[Stored items]

◇ ◇ ◇

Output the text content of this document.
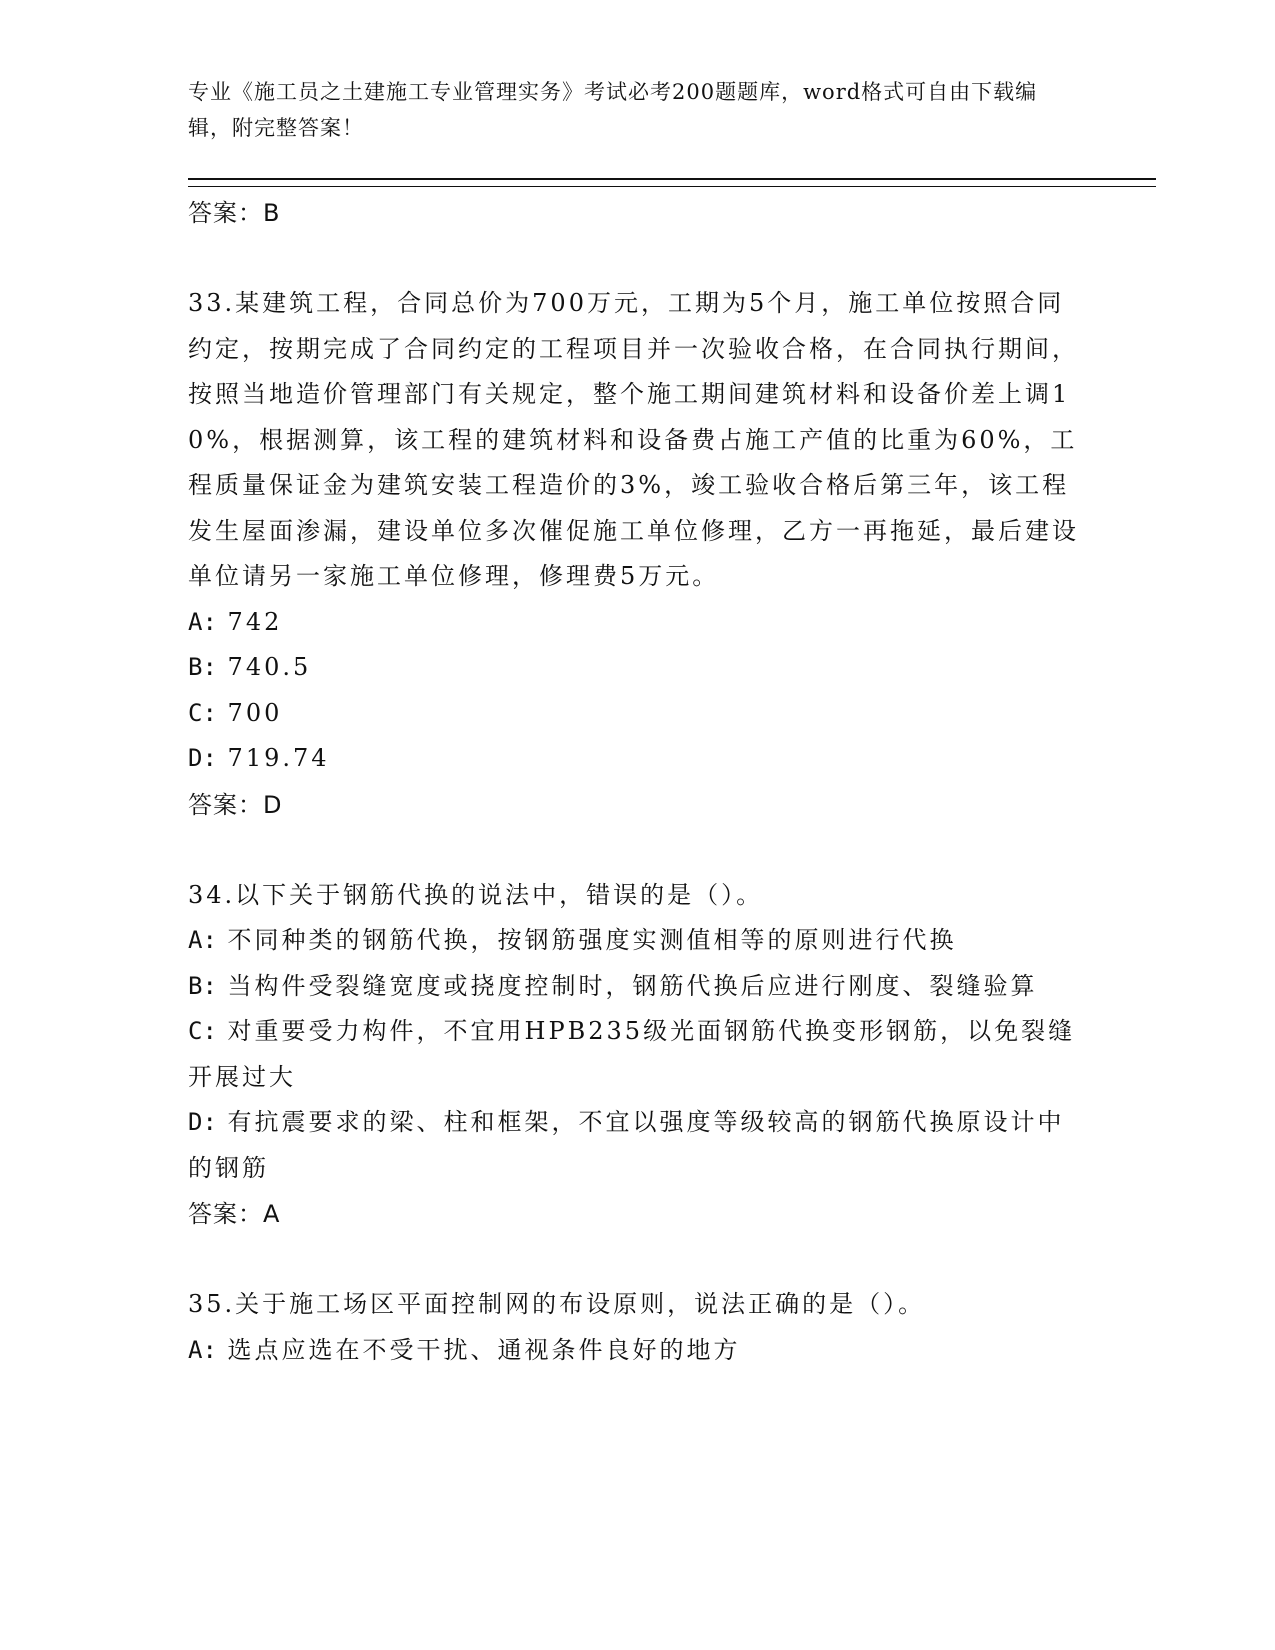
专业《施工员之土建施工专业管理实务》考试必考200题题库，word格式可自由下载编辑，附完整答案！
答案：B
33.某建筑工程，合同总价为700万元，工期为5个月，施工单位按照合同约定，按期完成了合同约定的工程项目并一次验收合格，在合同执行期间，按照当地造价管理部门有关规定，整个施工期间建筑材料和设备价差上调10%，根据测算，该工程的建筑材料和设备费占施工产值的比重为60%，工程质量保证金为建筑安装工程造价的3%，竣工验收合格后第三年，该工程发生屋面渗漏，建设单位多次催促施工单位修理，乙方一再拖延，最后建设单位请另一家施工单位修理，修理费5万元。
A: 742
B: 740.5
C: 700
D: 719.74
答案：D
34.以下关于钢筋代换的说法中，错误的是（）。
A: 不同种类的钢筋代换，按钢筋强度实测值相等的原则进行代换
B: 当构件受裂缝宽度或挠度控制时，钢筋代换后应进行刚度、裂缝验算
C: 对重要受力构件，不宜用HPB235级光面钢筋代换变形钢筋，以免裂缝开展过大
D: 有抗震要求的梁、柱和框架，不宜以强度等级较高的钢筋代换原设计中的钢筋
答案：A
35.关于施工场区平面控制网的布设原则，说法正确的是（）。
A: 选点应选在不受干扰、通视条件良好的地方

◇ ◇ ◇

**Written exercise:** Without the pictures, restate each entry exactly.

**Full answer:**
Output the text content of this document.
专业《施工员之土建施工专业管理实务》考试必考200题题库，word格式可自由下载编辑，附完整答案！
答案：B
33.某建筑工程，合同总价为700万元，工期为5个月，施工单位按照合同约定，按期完成了合同约定的工程项目并一次验收合格，在合同执行期间，按照当地造价管理部门有关规定，整个施工期间建筑材料和设备价差上调10%，根据测算，该工程的建筑材料和设备费占施工产值的比重为60%，工程质量保证金为建筑安装工程造价的3%，竣工验收合格后第三年，该工程发生屋面渗漏，建设单位多次催促施工单位修理，乙方一再拖延，最后建设单位请另一家施工单位修理，修理费5万元。
A: 742
B: 740.5
C: 700
D: 719.74
答案：D
34.以下关于钢筋代换的说法中，错误的是（）。
A: 不同种类的钢筋代换，按钢筋强度实测值相等的原则进行代换
B: 当构件受裂缝宽度或挠度控制时，钢筋代换后应进行刚度、裂缝验算
C: 对重要受力构件，不宜用HPB235级光面钢筋代换变形钢筋，以免裂缝开展过大
D: 有抗震要求的梁、柱和框架，不宜以强度等级较高的钢筋代换原设计中的钢筋
答案：A
35.关于施工场区平面控制网的布设原则，说法正确的是（）。
A: 选点应选在不受干扰、通视条件良好的地方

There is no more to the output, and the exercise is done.